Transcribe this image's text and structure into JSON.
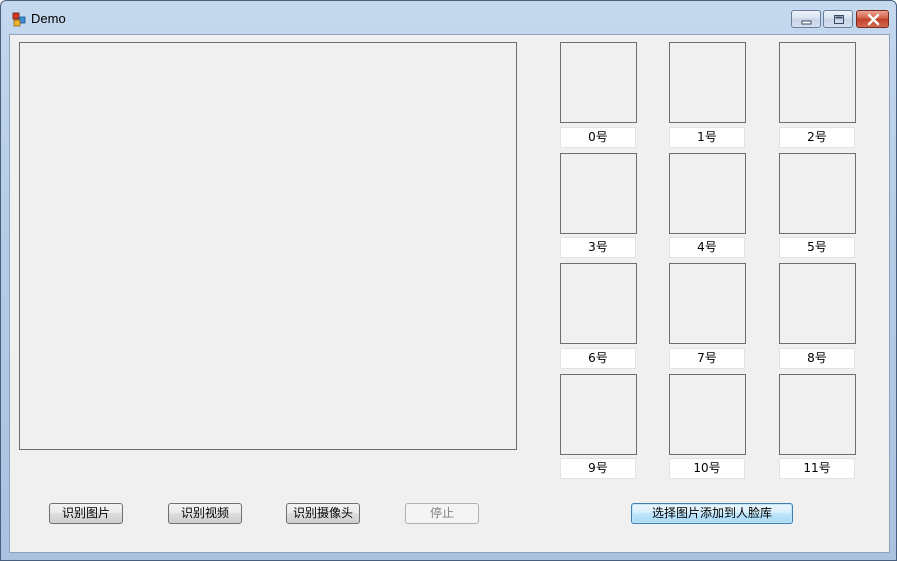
{
  "window": {
    "title": "Demo",
    "icon": "app-blocks-icon",
    "controls": {
      "minimize": "minimize-icon",
      "maximize": "maximize-icon",
      "close": "close-icon"
    }
  },
  "faces": {
    "labels": [
      "0号",
      "1号",
      "2号",
      "3号",
      "4号",
      "5号",
      "6号",
      "7号",
      "8号",
      "9号",
      "10号",
      "11号"
    ]
  },
  "buttons": {
    "recognize_image": "识别图片",
    "recognize_video": "识别视频",
    "recognize_camera": "识别摄像头",
    "stop": "停止",
    "add_to_face_library": "选择图片添加到人脸库"
  },
  "colors": {
    "title_bar": "#b6cde6",
    "client_background": "#f0f0f0",
    "close_button": "#c9452f"
  }
}
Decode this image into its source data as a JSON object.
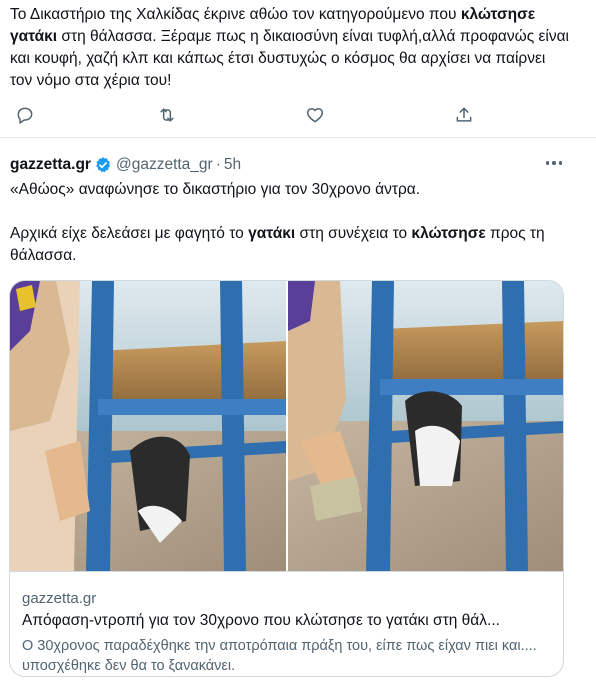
{
  "tweet1": {
    "text_part1": "Το Δικαστήριο της Χαλκίδας έκρινε αθώο τον κατηγορούμενο που ",
    "text_bold": "κλώτσησε γατάκι",
    "text_part2": " στη θάλασσα. Ξέραμε πως η δικαιοσύνη είναι τυφλή,αλλά προφανώς είναι και κουφή, χαζή κλπ και κάπως έτσι δυστυχώς ο κόσμος θα αρχίσει να παίρνει τον νόμο στα χέρια του!",
    "actions": [
      {
        "name": "reply",
        "icon": "reply-icon"
      },
      {
        "name": "retweet",
        "icon": "retweet-icon"
      },
      {
        "name": "like",
        "icon": "heart-icon"
      },
      {
        "name": "share",
        "icon": "share-icon"
      }
    ]
  },
  "tweet2": {
    "author_name": "gazzetta.gr",
    "handle": "@gazzetta_gr",
    "separator": "·",
    "time": "5h",
    "verified_icon": "verified-badge-icon",
    "more_icon": "more-options-icon",
    "line1": "«Αθώος» αναφώνησε το δικαστήριο για τον 30χρονο άντρα.",
    "line2_part1": "Αρχικά είχε δελεάσει με φαγητό το ",
    "line2_bold1": "γατάκι",
    "line2_part2": " στη συνέχεια το ",
    "line2_bold2": "κλώτσησε",
    "line2_part3": " προς τη θάλασσα.",
    "card": {
      "domain": "gazzetta.gr",
      "title": "Απόφαση-ντροπή για τον 30χρονο που κλώτσησε το γατάκι στη θάλ...",
      "description": "Ο 30χρονος παραδέχθηκε την αποτρόπαια πράξη του, είπε πως είχαν πιει και.... υποσχέθηκε δεν θα το ξανακάνει."
    }
  },
  "colors": {
    "text_primary": "#0f1419",
    "text_secondary": "#536471",
    "verified_blue": "#1d9bf0",
    "border": "#cfd9de",
    "chair_blue": "#2f6fb0"
  }
}
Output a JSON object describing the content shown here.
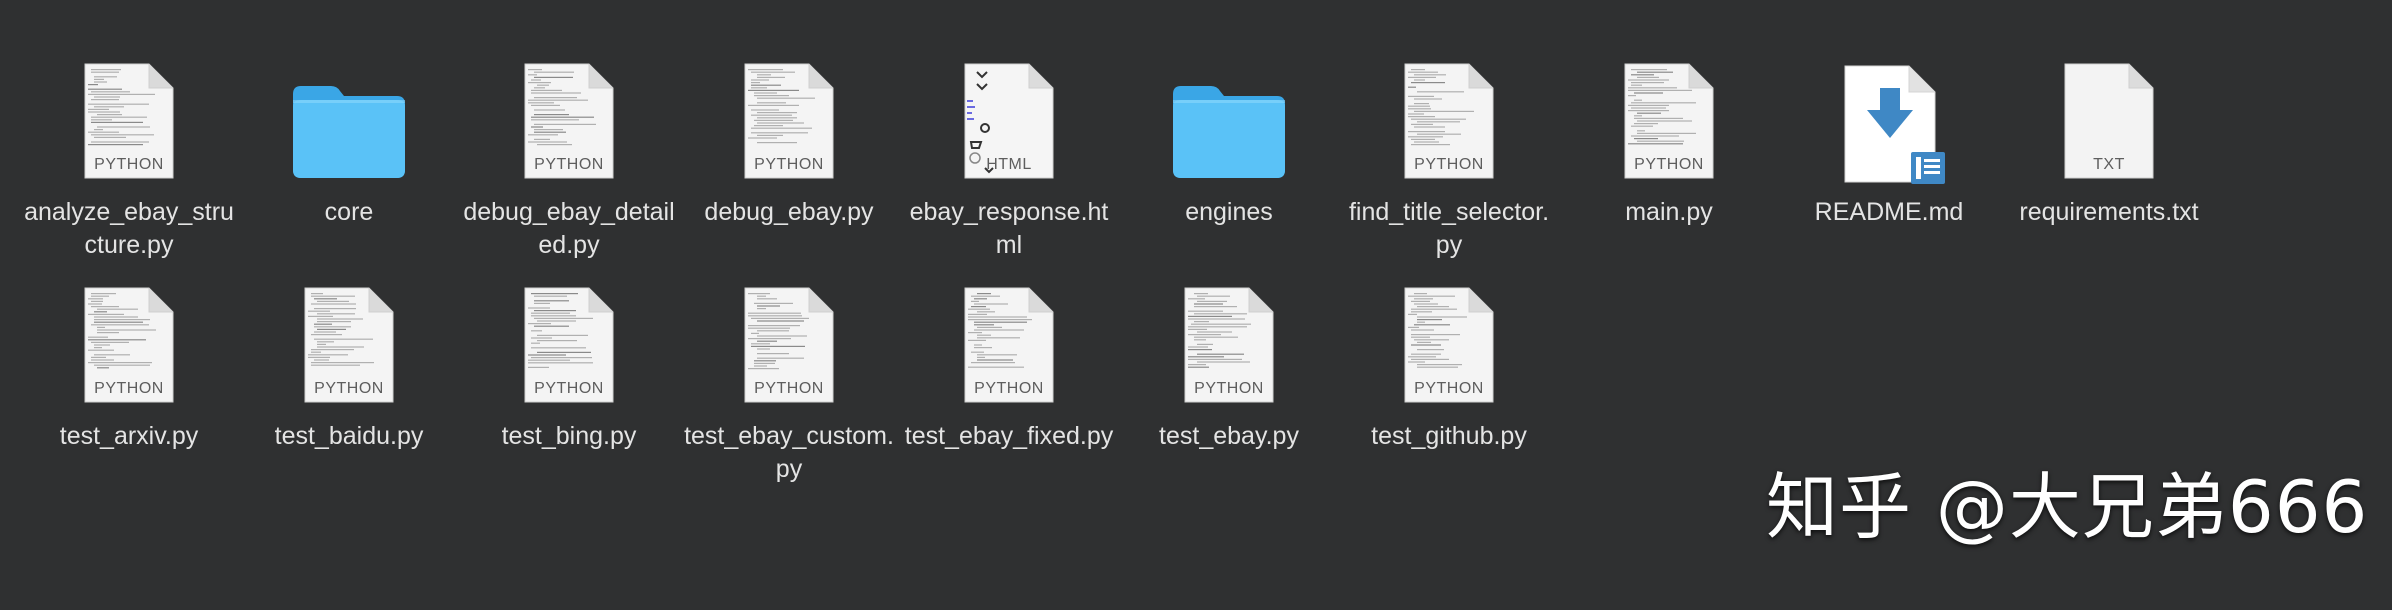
{
  "files": [
    {
      "name": "analyze_ebay_structure.py",
      "kind": "PYTHON",
      "icon": "python-file-icon"
    },
    {
      "name": "core",
      "kind": "",
      "icon": "folder-icon"
    },
    {
      "name": "debug_ebay_detailed.py",
      "kind": "PYTHON",
      "icon": "python-file-icon"
    },
    {
      "name": "debug_ebay.py",
      "kind": "PYTHON",
      "icon": "python-file-icon"
    },
    {
      "name": "ebay_response.html",
      "kind": "HTML",
      "icon": "html-file-icon"
    },
    {
      "name": "engines",
      "kind": "",
      "icon": "folder-icon"
    },
    {
      "name": "find_title_selector.py",
      "kind": "PYTHON",
      "icon": "python-file-icon"
    },
    {
      "name": "main.py",
      "kind": "PYTHON",
      "icon": "python-file-icon"
    },
    {
      "name": "README.md",
      "kind": "",
      "icon": "markdown-file-icon"
    },
    {
      "name": "requirements.txt",
      "kind": "TXT",
      "icon": "text-file-icon"
    },
    {
      "name": "test_arxiv.py",
      "kind": "PYTHON",
      "icon": "python-file-icon"
    },
    {
      "name": "test_baidu.py",
      "kind": "PYTHON",
      "icon": "python-file-icon"
    },
    {
      "name": "test_bing.py",
      "kind": "PYTHON",
      "icon": "python-file-icon"
    },
    {
      "name": "test_ebay_custom.py",
      "kind": "PYTHON",
      "icon": "python-file-icon"
    },
    {
      "name": "test_ebay_fixed.py",
      "kind": "PYTHON",
      "icon": "python-file-icon"
    },
    {
      "name": "test_ebay.py",
      "kind": "PYTHON",
      "icon": "python-file-icon"
    },
    {
      "name": "test_github.py",
      "kind": "PYTHON",
      "icon": "python-file-icon"
    }
  ],
  "watermark": "知乎 @大兄弟666",
  "colors": {
    "background": "#2f3031",
    "folder": "#5ac2f7",
    "label": "#e4e4e4",
    "readme_arrow": "#3f88c5"
  }
}
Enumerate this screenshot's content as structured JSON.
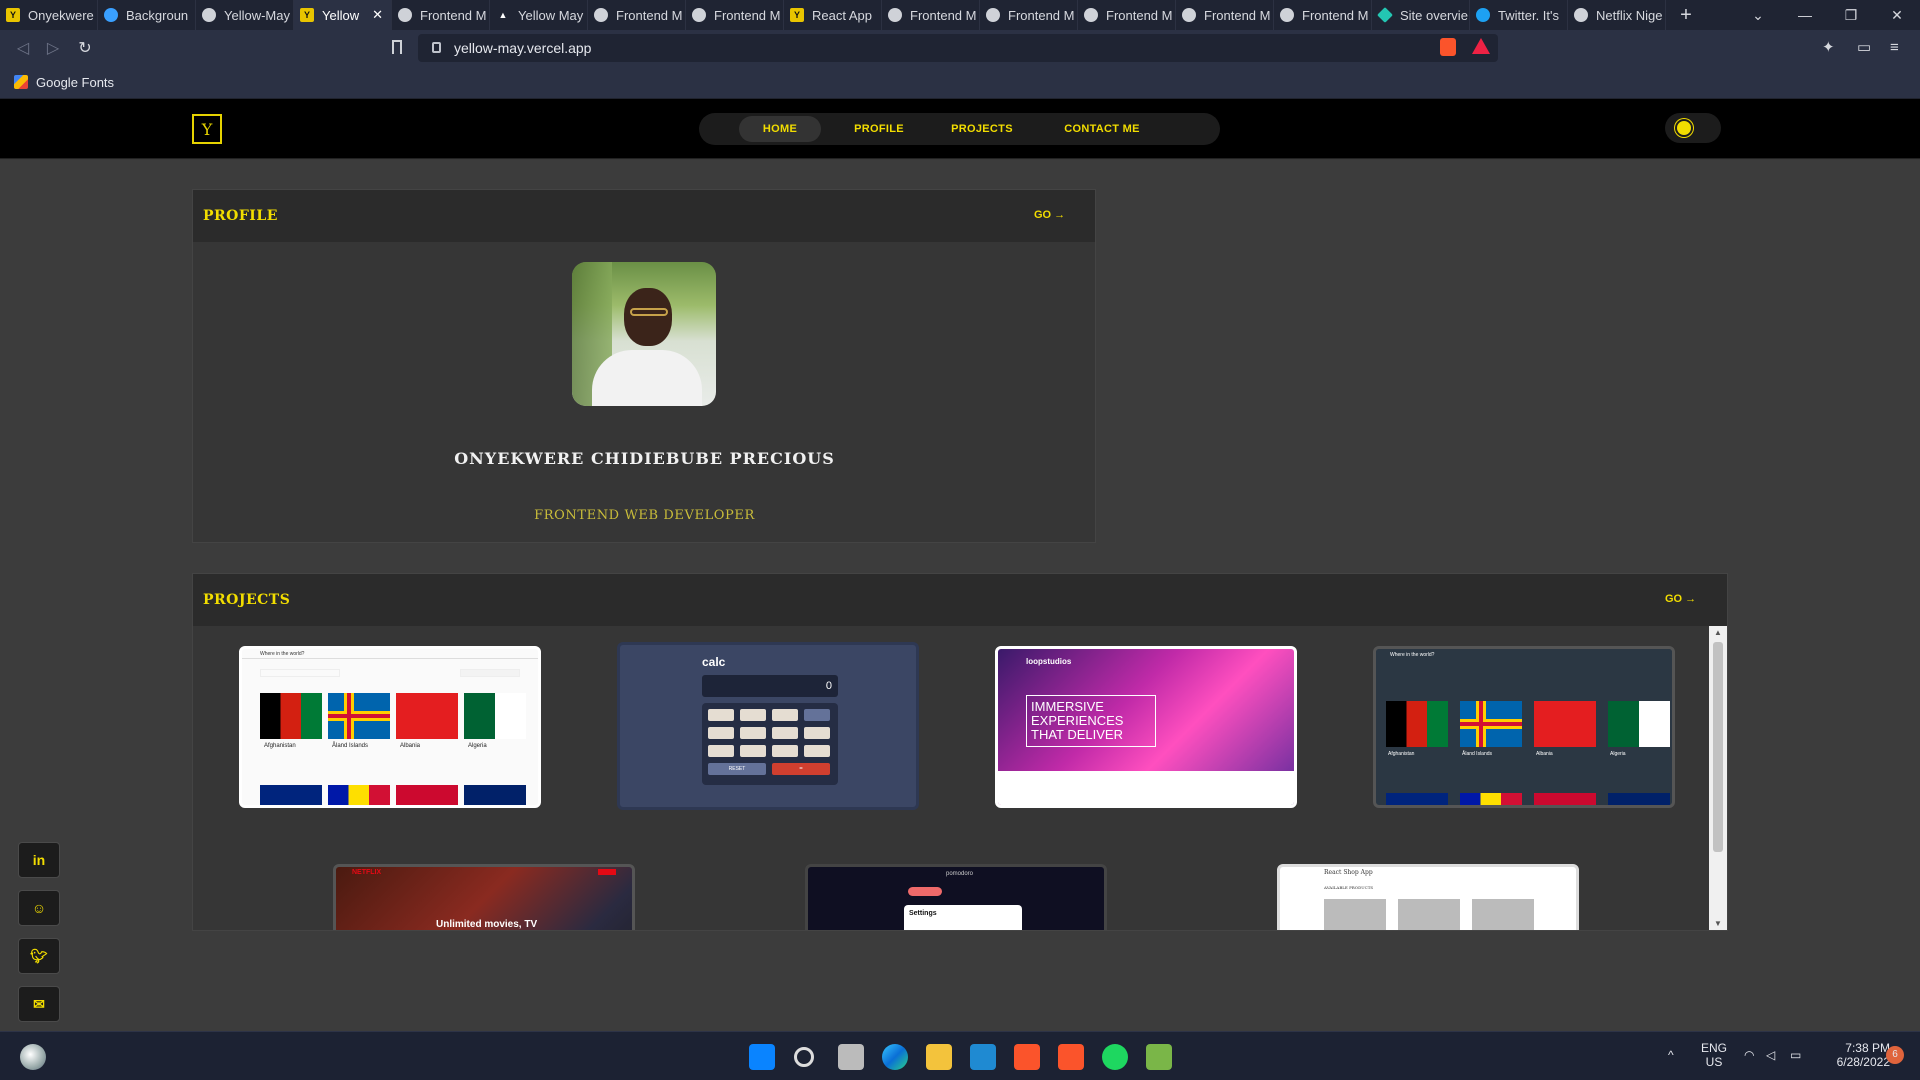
{
  "browser": {
    "tabs": [
      {
        "label": "Onyekwere"
      },
      {
        "label": "Backgroun"
      },
      {
        "label": "Yellow-May"
      },
      {
        "label": "Yellow"
      },
      {
        "label": "Frontend M"
      },
      {
        "label": "Yellow May"
      },
      {
        "label": "Frontend M"
      },
      {
        "label": "Frontend M"
      },
      {
        "label": "React App"
      },
      {
        "label": "Frontend M"
      },
      {
        "label": "Frontend M"
      },
      {
        "label": "Frontend M"
      },
      {
        "label": "Frontend M"
      },
      {
        "label": "Frontend M"
      },
      {
        "label": "Site overvie"
      },
      {
        "label": "Twitter. It's"
      },
      {
        "label": "Netflix Nige"
      }
    ],
    "url": "yellow-may.vercel.app",
    "bookmark": "Google Fonts"
  },
  "site": {
    "logo": "Y",
    "nav": [
      "HOME",
      "PROFILE",
      "PROJECTS",
      "CONTACT ME"
    ],
    "active_nav": "HOME",
    "accent": "#f2dd00"
  },
  "profile": {
    "title": "PROFILE",
    "go": "GO →",
    "name": "ONYEKWERE CHIDIEBUBE PRECIOUS",
    "role": "FRONTEND WEB DEVELOPER"
  },
  "projects": {
    "title": "PROJECTS",
    "go": "GO →",
    "items": [
      {
        "caption": "Where in the world?",
        "countries": [
          "Afghanistan",
          "Åland Islands",
          "Albania",
          "Algeria"
        ]
      },
      {
        "caption": "calc",
        "display": "0",
        "reset": "RESET",
        "equals": "="
      },
      {
        "caption": "loopstudios",
        "headline": "IMMERSIVE EXPERIENCES THAT DELIVER"
      },
      {
        "caption": "Where in the world?",
        "countries": [
          "Afghanistan",
          "Åland Islands",
          "Albania",
          "Algeria"
        ]
      },
      {
        "caption": "NETFLIX",
        "text": "Unlimited movies, TV"
      },
      {
        "caption": "pomodoro",
        "text": "Settings"
      },
      {
        "caption": "React Shop App",
        "text": "AVAILABLE PRODUCTS"
      }
    ]
  },
  "social": [
    "in",
    "github",
    "twitter",
    "mail"
  ],
  "taskbar": {
    "lang1": "ENG",
    "lang2": "US",
    "time": "7:38 PM",
    "date": "6/28/2022",
    "badge": "6"
  }
}
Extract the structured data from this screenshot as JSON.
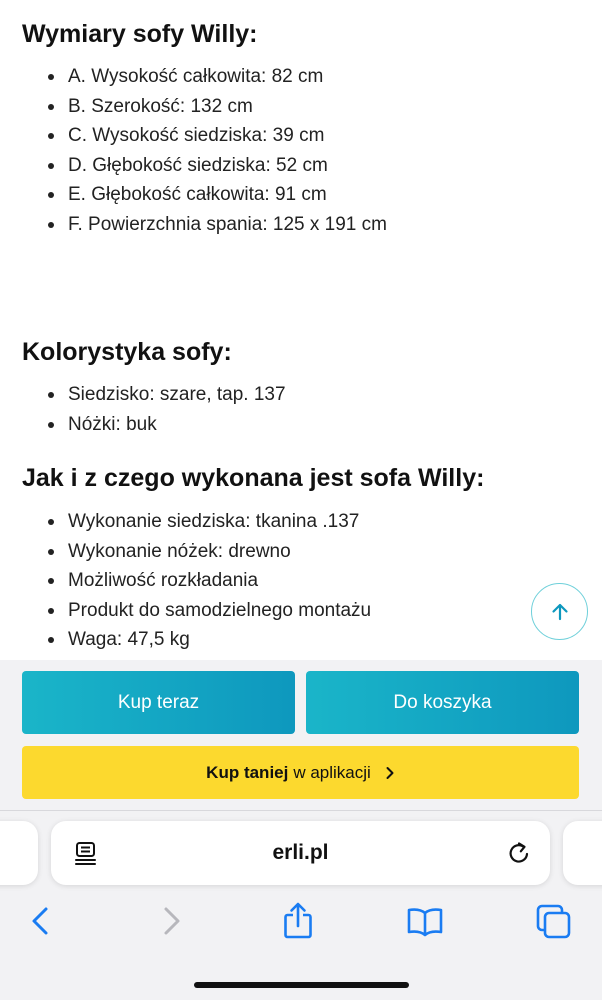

Written task
Copy every line of the listing that contains the word "badge".

Correct answer
    "verified_icon": "verified-badge-icon",
    "badge": "6"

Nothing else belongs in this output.